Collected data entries
================================
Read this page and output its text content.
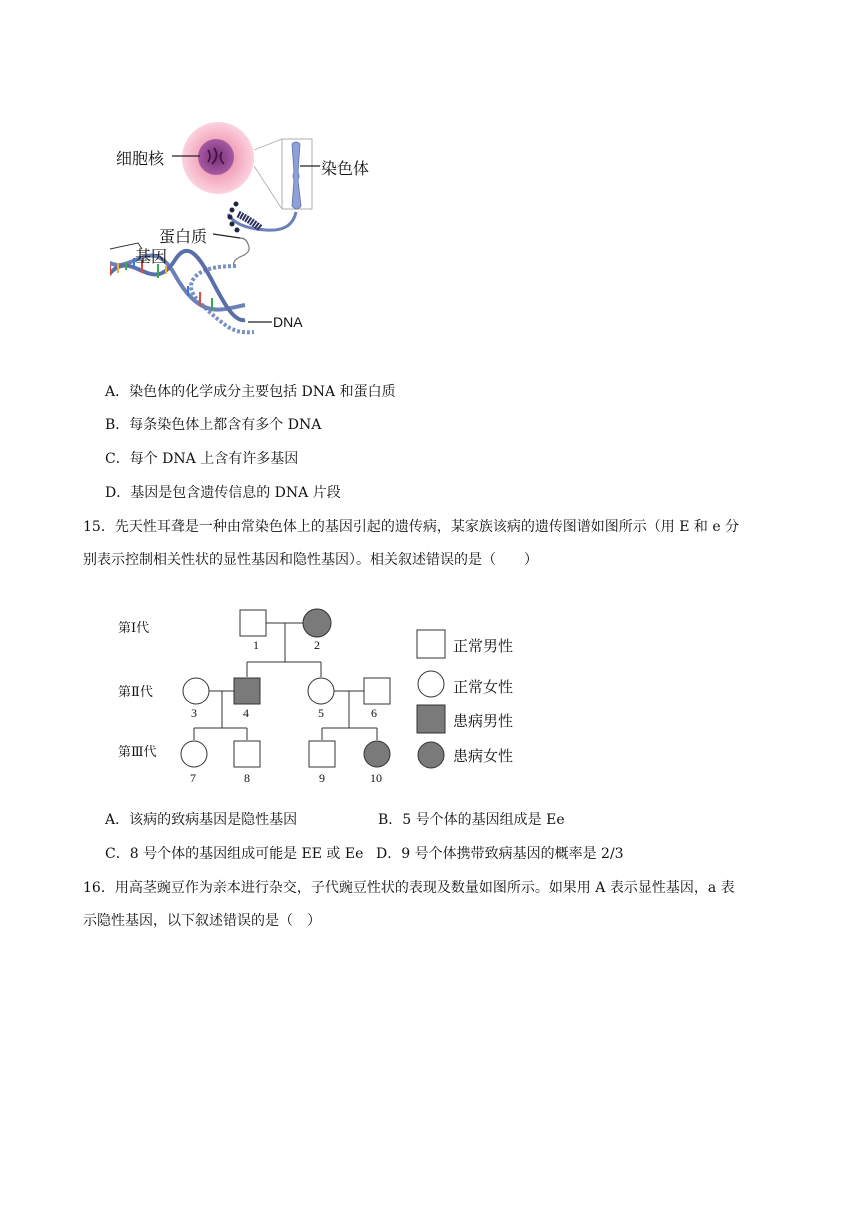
细胞核
染色体
蛋白质
基因
DNA
A．染色体的化学成分主要包括 DNA 和蛋白质
B．每条染色体上都含有多个 DNA
C．每个 DNA 上含有许多基因
D．基因是包含遗传信息的 DNA 片段
15．先天性耳聋是一种由常染色体上的基因引起的遗传病，某家族该病的遗传图谱如图所示（用 E 和 e 分
别表示控制相关性状的显性基因和隐性基因）。相关叙述错误的是（　　）
第Ⅰ代
第Ⅱ代
第Ⅲ代
1	2
3	4	5	6
7	8	9	10
正常男性
正常女性
患病男性
患病女性
A．该病的致病基因是隐性基因	B．5 号个体的基因组成是 Ee
C．8 号个体的基因组成可能是 EE 或 Ee D．9 号个体携带致病基因的概率是 2/3
16．用高茎豌豆作为亲本进行杂交，子代豌豆性状的表现及数量如图所示。如果用 A 表示显性基因，a 表
示隐性基因，以下叙述错误的是（　）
================================
• _EXERCISE REQUIREMENTS_
Return all the entries word for word, but omit any pictures they contain.

• _FULL SOLUTION_
Read this page and output its text content.
细胞核
染色体
蛋白质
基因
DNA
A．染色体的化学成分主要包括 DNA 和蛋白质
B．每条染色体上都含有多个 DNA
C．每个 DNA 上含有许多基因
D．基因是包含遗传信息的 DNA 片段
15．先天性耳聋是一种由常染色体上的基因引起的遗传病，某家族该病的遗传图谱如图所示（用 E 和 e 分
别表示控制相关性状的显性基因和隐性基因）。相关叙述错误的是（　　）
第Ⅰ代
第Ⅱ代
第Ⅲ代
1	2
3	4	5	6
7	8	9	10
正常男性
正常女性
患病男性
患病女性
A．该病的致病基因是隐性基因	B．5 号个体的基因组成是 Ee
C．8 号个体的基因组成可能是 EE 或 Ee D．9 号个体携带致病基因的概率是 2/3
16．用高茎豌豆作为亲本进行杂交，子代豌豆性状的表现及数量如图所示。如果用 A 表示显性基因，a 表
示隐性基因，以下叙述错误的是（　）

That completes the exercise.